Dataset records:
_ _ _ _
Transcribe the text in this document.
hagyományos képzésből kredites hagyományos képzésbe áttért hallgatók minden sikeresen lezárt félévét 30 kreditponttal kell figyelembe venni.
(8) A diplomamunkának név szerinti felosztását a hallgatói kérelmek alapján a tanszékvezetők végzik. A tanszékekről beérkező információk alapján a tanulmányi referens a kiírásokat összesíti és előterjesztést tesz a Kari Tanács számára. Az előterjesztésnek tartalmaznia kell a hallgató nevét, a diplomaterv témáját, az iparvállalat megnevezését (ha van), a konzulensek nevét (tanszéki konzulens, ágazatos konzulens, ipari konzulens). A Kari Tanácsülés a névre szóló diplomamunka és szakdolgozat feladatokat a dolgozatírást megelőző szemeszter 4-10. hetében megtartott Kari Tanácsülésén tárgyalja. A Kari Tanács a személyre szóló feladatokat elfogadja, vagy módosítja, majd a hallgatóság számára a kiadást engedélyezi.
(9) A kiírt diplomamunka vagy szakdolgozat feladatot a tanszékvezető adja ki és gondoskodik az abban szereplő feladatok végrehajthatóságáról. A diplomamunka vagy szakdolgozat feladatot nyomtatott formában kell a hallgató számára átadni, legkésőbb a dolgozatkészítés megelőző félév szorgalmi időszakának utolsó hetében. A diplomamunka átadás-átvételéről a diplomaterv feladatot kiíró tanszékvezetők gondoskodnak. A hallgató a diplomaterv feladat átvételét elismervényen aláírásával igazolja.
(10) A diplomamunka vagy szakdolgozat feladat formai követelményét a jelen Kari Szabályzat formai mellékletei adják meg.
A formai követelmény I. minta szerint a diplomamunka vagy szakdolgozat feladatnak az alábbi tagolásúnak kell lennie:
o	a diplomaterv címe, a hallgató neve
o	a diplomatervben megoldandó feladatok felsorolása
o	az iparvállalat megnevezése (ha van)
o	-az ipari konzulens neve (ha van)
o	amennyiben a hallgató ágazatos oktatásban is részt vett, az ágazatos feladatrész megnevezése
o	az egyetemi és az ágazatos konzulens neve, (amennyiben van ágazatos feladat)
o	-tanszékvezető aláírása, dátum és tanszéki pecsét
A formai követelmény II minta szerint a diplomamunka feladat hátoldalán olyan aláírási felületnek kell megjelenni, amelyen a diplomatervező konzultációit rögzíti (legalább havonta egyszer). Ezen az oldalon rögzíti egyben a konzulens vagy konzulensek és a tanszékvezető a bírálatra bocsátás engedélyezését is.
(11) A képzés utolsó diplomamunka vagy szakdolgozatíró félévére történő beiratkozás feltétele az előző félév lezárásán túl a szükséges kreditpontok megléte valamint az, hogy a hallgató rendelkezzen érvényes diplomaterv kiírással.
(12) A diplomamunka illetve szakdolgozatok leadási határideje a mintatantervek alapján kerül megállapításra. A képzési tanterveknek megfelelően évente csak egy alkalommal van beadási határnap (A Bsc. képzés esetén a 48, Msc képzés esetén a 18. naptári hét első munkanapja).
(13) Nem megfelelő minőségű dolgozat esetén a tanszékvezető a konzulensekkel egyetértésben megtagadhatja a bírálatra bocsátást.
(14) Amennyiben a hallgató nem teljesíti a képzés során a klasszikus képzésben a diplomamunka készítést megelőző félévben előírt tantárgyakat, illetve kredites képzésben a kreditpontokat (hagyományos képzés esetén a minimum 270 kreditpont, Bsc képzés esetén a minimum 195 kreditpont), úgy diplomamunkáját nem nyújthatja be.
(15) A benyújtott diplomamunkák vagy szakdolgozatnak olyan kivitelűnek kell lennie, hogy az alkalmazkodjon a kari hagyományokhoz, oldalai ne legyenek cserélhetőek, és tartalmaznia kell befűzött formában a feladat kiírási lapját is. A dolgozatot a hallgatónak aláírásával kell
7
_ _ _ _
## [Task goal]
Wherever a line in the data above holds "hagyományos", copy that line.

## [Solution for this problem]
hagyományos képzésből kredites hagyományos képzésbe áttért hallgatók minden sikeresen lezárt félévét 30 kreditponttal kell figyelembe venni.
(14) Amennyiben a hallgató nem teljesíti a képzés során a klasszikus képzésben a diplomamunka készítést megelőző félévben előírt tantárgyakat, illetve kredites képzésben a kreditpontokat (hagyományos képzés esetén a minimum 270 kreditpont, Bsc képzés esetén a minimum 195 kreditpont), úgy diplomamunkáját nem nyújthatja be.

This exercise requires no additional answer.